Directions
Make an exact copy of the lines below.

Data records

=-=-=

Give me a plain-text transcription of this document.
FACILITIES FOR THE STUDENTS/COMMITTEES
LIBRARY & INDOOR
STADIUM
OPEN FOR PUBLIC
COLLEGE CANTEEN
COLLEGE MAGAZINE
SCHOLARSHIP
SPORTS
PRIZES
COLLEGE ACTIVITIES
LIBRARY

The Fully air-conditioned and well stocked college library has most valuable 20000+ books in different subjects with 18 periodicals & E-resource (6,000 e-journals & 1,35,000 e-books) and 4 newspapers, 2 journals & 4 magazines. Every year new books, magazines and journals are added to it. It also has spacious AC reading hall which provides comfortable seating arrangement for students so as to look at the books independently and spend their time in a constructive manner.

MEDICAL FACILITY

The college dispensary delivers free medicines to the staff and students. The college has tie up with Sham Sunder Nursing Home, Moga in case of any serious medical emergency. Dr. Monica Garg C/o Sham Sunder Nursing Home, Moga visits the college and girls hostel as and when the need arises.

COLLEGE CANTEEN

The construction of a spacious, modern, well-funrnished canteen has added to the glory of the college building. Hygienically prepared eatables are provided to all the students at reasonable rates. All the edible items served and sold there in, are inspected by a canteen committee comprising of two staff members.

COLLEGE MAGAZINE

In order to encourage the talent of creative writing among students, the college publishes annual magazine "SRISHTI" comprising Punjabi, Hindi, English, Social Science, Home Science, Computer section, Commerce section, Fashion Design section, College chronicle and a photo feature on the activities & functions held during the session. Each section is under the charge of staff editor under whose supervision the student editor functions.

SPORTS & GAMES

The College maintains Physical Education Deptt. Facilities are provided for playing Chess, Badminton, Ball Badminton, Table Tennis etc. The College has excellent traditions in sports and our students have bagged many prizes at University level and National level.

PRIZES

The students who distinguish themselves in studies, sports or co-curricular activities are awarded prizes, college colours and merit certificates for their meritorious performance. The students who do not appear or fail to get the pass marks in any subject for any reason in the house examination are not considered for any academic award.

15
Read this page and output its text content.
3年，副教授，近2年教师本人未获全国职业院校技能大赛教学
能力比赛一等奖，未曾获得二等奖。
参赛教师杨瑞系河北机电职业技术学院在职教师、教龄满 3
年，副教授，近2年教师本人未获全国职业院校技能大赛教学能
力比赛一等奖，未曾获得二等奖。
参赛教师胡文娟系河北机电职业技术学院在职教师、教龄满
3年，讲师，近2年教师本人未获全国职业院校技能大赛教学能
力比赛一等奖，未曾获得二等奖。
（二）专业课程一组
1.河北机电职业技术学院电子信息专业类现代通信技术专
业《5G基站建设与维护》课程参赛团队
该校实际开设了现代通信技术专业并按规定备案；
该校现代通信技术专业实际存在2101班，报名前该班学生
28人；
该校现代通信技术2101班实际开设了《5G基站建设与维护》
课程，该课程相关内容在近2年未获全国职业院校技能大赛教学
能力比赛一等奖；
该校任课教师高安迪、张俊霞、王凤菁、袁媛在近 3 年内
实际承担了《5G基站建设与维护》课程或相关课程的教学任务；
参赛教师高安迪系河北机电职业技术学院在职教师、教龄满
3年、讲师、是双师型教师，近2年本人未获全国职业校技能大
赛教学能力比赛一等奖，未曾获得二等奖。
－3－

=-=-=

Solution to the problem
Give me a plain-text transcription of this document.
FACILITIES FOR THE STUDENTS/COMMITTEES
LIBRARY & INDOOR
STADIUM
OPEN FOR PUBLIC
COLLEGE CANTEEN
COLLEGE MAGAZINE
SCHOLARSHIP
SPORTS
PRIZES
COLLEGE ACTIVITIES
LIBRARY

The Fully air-conditioned and well stocked college library has most valuable 20000+ books in different subjects with 18 periodicals & E-resource (6,000 e-journals & 1,35,000 e-books) and 4 newspapers, 2 journals & 4 magazines. Every year new books, magazines and journals are added to it. It also has spacious AC reading hall which provides comfortable seating arrangement for students so as to look at the books independently and spend their time in a constructive manner.

MEDICAL FACILITY

The college dispensary delivers free medicines to the staff and students. The college has tie up with Sham Sunder Nursing Home, Moga in case of any serious medical emergency. Dr. Monica Garg C/o Sham Sunder Nursing Home, Moga visits the college and girls hostel as and when the need arises.

COLLEGE CANTEEN

The construction of a spacious, modern, well-funrnished canteen has added to the glory of the college building. Hygienically prepared eatables are provided to all the students at reasonable rates. All the edible items served and sold there in, are inspected by a canteen committee comprising of two staff members.

COLLEGE MAGAZINE

In order to encourage the talent of creative writing among students, the college publishes annual magazine "SRISHTI" comprising Punjabi, Hindi, English, Social Science, Home Science, Computer section, Commerce section, Fashion Design section, College chronicle and a photo feature on the activities & functions held during the session. Each section is under the charge of staff editor under whose supervision the student editor functions.

SPORTS & GAMES

The College maintains Physical Education Deptt. Facilities are provided for playing Chess, Badminton, Ball Badminton, Table Tennis etc. The College has excellent traditions in sports and our students have bagged many prizes at University level and National level.

PRIZES

The students who distinguish themselves in studies, sports or co-curricular activities are awarded prizes, college colours and merit certificates for their meritorious performance. The students who do not appear or fail to get the pass marks in any subject for any reason in the house examination are not considered for any academic award.

15
Read this page and output its text content.
3年，副教授，近2年教师本人未获全国职业院校技能大赛教学
能力比赛一等奖，未曾获得二等奖。
参赛教师杨瑞系河北机电职业技术学院在职教师、教龄满 3
年，副教授，近2年教师本人未获全国职业院校技能大赛教学能
力比赛一等奖，未曾获得二等奖。
参赛教师胡文娟系河北机电职业技术学院在职教师、教龄满
3年，讲师，近2年教师本人未获全国职业院校技能大赛教学能
力比赛一等奖，未曾获得二等奖。
（二）专业课程一组
1.河北机电职业技术学院电子信息专业类现代通信技术专
业《5G基站建设与维护》课程参赛团队
该校实际开设了现代通信技术专业并按规定备案；
该校现代通信技术专业实际存在2101班，报名前该班学生
28人；
该校现代通信技术2101班实际开设了《5G基站建设与维护》
课程，该课程相关内容在近2年未获全国职业院校技能大赛教学
能力比赛一等奖；
该校任课教师高安迪、张俊霞、王凤菁、袁媛在近 3 年内
实际承担了《5G基站建设与维护》课程或相关课程的教学任务；
参赛教师高安迪系河北机电职业技术学院在职教师、教龄满
3年、讲师、是双师型教师，近2年本人未获全国职业校技能大
赛教学能力比赛一等奖，未曾获得二等奖。
－3－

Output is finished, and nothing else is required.